* INSTRUCTION: Report how many lines contain "point"; state the number and nothing else.

[Data records]
==========

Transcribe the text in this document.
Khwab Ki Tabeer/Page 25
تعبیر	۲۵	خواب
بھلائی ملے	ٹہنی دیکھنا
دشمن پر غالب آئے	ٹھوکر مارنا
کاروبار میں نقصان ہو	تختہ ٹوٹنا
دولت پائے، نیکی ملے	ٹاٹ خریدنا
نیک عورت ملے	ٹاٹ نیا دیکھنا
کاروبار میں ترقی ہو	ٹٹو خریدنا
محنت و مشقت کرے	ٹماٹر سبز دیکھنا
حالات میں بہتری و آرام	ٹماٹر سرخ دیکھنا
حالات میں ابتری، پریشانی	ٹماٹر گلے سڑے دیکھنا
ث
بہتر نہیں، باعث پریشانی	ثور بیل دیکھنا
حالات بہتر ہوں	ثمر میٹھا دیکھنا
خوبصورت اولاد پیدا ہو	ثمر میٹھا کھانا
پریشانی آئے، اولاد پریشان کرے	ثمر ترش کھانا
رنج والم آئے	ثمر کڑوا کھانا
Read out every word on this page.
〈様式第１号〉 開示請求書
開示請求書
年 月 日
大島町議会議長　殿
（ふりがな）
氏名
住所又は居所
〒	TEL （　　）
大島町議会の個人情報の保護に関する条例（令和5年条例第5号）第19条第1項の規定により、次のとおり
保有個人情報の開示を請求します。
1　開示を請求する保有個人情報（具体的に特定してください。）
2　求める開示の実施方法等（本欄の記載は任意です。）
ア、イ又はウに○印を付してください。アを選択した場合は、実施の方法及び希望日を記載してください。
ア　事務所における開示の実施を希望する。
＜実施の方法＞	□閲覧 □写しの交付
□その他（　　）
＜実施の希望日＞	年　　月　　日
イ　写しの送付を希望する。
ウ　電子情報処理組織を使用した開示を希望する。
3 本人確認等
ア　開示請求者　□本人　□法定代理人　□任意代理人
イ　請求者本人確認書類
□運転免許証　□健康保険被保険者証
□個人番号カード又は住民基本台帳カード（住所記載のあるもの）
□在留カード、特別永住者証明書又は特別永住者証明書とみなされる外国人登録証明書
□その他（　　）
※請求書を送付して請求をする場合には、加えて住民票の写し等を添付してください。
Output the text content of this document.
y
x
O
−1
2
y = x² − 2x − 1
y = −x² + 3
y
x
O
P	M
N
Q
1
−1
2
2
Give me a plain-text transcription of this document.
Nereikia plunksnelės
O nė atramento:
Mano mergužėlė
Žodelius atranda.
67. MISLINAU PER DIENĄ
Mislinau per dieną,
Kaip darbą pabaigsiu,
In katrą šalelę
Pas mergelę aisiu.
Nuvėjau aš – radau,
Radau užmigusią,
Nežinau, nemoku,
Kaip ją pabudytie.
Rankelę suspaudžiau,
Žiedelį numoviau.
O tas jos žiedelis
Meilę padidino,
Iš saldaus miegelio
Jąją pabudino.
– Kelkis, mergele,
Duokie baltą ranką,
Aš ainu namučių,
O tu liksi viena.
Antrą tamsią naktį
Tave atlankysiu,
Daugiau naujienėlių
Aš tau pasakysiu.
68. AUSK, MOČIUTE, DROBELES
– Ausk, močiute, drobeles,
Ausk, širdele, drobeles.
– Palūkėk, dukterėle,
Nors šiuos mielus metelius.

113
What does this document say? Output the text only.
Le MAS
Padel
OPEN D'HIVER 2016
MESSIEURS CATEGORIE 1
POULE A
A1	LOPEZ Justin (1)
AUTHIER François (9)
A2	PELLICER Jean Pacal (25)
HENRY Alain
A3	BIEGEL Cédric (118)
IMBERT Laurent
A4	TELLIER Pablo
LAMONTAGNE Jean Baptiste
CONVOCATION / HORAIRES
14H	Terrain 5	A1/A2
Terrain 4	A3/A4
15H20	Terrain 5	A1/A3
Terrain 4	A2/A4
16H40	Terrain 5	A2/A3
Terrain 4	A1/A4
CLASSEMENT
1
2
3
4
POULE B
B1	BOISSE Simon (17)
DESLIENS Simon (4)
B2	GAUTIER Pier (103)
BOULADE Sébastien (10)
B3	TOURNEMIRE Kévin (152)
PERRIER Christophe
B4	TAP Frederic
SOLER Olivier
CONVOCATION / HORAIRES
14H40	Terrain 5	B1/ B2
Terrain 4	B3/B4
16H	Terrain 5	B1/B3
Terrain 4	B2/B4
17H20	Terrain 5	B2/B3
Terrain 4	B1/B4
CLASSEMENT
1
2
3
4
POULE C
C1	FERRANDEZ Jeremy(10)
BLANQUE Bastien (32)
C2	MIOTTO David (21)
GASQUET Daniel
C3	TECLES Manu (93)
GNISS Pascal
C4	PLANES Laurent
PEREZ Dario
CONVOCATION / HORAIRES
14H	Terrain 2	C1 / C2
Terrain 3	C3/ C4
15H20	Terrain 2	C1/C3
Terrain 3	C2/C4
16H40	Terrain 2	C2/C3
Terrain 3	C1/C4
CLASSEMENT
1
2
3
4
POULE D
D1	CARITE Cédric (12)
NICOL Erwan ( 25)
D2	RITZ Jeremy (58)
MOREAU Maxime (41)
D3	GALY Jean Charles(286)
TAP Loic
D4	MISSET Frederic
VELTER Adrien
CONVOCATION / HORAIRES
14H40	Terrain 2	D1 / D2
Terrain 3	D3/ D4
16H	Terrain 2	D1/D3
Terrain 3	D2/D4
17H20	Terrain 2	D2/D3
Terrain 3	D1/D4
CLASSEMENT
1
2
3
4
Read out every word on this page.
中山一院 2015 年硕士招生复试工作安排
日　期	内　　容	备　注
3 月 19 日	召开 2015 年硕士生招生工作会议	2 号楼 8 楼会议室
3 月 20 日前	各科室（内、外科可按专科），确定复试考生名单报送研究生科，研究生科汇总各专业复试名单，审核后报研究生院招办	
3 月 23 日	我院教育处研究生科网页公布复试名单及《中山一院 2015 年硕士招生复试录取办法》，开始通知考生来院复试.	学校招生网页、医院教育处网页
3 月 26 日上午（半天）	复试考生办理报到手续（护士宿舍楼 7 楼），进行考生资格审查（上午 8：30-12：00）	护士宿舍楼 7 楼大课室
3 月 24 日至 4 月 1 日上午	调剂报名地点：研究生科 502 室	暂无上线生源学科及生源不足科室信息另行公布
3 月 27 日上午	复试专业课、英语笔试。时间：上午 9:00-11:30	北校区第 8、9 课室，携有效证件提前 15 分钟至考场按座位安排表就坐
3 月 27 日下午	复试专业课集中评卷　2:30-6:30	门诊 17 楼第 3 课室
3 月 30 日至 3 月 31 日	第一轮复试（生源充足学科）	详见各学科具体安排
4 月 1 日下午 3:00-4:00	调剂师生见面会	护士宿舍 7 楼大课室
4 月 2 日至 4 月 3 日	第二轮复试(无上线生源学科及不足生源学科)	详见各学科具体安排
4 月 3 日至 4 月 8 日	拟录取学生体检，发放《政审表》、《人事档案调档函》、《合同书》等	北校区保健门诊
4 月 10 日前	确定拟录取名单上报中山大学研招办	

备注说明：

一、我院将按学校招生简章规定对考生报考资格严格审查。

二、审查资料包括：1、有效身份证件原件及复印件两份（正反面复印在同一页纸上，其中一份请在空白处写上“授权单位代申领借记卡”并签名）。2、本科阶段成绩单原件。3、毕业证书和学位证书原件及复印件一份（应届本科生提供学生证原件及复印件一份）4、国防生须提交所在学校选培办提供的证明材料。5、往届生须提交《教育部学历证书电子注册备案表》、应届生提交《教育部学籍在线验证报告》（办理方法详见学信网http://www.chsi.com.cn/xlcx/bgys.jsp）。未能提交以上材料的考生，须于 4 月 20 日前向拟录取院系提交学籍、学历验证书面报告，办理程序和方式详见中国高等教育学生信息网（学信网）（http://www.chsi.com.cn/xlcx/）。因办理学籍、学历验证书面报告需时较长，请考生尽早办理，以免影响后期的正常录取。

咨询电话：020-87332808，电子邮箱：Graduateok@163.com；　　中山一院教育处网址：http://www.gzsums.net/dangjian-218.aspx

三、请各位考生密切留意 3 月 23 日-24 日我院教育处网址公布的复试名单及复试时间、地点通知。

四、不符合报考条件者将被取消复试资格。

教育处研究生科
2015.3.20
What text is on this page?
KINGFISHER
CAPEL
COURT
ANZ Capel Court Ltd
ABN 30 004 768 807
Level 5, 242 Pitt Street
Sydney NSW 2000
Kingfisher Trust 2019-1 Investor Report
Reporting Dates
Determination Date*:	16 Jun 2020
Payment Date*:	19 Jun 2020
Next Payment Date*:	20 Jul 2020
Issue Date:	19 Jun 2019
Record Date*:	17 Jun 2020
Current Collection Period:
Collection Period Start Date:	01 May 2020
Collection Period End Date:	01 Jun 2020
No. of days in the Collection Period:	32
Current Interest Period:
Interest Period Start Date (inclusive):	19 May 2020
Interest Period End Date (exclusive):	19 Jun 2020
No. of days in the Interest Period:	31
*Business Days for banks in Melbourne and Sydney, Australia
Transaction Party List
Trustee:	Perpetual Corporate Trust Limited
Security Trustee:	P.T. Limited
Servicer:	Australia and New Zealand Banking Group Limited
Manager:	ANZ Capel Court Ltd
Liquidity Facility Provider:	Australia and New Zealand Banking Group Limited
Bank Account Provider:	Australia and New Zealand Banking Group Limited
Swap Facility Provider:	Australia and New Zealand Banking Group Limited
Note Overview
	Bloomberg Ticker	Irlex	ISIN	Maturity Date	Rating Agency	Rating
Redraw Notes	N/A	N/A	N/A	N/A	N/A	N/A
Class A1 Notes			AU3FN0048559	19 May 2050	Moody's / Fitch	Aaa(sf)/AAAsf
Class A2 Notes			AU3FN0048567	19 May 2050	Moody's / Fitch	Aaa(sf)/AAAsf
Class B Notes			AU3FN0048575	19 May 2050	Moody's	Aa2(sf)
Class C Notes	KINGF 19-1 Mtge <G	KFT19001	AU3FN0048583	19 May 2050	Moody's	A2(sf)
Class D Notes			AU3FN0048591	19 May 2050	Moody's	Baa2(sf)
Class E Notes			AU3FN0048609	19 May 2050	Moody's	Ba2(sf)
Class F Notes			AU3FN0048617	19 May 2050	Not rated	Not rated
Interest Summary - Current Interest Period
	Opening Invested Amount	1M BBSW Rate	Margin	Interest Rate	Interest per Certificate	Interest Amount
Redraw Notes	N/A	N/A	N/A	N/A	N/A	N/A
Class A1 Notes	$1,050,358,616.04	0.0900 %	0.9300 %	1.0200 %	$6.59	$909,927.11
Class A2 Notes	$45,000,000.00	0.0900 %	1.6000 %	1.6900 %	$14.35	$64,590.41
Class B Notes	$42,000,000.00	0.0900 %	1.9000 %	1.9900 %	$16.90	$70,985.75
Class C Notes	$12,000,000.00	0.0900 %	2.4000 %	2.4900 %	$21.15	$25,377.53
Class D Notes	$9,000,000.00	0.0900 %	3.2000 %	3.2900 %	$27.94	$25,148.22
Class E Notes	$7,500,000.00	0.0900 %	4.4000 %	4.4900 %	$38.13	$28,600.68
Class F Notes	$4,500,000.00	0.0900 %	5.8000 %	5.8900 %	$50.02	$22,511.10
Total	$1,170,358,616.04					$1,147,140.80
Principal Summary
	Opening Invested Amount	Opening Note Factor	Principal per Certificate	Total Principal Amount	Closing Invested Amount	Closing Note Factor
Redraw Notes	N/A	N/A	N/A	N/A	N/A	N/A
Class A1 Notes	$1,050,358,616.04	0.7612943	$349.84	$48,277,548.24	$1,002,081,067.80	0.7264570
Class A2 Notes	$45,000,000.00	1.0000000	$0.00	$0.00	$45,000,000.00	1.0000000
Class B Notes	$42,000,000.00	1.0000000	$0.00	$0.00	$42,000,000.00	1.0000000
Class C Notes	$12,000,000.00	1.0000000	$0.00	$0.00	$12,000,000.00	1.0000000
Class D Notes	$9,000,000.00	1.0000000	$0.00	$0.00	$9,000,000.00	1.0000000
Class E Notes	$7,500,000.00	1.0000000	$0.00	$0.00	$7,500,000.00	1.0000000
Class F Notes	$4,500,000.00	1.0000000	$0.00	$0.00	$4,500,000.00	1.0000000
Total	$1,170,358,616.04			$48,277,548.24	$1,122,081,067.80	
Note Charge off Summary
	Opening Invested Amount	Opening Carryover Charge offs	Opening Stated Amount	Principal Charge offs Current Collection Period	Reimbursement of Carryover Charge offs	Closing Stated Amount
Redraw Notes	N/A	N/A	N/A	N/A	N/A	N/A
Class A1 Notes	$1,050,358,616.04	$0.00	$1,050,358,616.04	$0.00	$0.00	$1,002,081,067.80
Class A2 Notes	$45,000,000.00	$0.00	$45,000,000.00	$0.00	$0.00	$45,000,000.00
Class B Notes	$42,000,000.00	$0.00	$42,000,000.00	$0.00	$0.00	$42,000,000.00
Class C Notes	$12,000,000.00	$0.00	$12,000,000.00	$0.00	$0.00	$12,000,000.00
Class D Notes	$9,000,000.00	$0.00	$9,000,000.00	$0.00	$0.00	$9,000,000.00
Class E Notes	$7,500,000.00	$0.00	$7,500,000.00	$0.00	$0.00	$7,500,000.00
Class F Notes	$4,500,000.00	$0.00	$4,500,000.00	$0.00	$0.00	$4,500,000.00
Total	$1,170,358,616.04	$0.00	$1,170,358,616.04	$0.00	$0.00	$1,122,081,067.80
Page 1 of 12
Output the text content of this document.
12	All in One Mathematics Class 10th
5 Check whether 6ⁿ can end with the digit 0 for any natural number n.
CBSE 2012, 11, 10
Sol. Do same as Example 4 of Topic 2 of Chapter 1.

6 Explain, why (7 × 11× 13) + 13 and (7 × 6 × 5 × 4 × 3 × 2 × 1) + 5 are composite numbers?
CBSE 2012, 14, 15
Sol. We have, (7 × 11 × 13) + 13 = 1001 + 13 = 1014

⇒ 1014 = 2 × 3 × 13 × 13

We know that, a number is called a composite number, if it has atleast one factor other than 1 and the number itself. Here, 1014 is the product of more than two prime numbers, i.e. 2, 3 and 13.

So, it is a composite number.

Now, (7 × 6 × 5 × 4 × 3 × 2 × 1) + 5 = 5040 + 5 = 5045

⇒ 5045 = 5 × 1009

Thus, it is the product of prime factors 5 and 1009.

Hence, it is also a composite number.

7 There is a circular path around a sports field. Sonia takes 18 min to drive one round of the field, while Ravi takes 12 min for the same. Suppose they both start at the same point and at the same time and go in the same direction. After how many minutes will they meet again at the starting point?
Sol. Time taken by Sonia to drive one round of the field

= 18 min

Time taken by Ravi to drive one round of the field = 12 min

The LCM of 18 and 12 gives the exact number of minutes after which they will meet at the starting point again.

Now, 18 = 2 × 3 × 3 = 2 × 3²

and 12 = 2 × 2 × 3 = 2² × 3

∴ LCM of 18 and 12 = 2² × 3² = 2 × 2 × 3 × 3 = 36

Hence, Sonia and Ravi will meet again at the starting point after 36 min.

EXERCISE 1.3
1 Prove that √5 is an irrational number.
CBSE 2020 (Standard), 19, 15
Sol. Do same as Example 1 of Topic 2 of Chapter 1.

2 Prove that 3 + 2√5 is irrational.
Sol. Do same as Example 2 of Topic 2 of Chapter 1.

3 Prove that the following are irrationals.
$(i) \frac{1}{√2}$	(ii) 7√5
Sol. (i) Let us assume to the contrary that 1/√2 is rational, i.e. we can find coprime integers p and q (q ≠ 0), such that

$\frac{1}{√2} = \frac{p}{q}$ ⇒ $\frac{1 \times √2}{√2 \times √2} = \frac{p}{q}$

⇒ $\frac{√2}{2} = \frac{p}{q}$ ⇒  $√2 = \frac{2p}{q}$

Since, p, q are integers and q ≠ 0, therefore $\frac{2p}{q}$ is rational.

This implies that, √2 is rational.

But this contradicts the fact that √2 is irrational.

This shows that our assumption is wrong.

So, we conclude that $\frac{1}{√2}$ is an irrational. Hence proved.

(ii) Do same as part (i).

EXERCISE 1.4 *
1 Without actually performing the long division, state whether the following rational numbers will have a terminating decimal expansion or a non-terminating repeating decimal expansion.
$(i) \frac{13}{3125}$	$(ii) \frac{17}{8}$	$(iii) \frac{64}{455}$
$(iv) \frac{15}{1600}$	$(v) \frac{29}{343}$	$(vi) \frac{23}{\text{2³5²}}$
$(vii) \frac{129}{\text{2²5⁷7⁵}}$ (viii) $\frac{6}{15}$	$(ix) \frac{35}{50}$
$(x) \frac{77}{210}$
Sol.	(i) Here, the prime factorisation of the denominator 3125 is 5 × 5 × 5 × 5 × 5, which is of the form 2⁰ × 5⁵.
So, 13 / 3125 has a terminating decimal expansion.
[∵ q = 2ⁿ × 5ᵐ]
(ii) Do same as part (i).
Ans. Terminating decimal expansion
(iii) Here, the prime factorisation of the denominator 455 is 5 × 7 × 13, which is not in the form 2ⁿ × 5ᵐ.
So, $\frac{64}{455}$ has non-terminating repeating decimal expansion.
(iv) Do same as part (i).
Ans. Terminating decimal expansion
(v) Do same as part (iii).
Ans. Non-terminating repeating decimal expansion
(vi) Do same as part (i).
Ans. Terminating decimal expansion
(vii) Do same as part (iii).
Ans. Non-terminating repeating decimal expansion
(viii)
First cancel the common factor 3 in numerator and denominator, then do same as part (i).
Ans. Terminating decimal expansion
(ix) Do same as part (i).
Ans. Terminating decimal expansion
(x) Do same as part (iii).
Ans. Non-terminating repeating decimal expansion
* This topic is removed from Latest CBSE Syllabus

==========

* RESPONSE BELOW: 3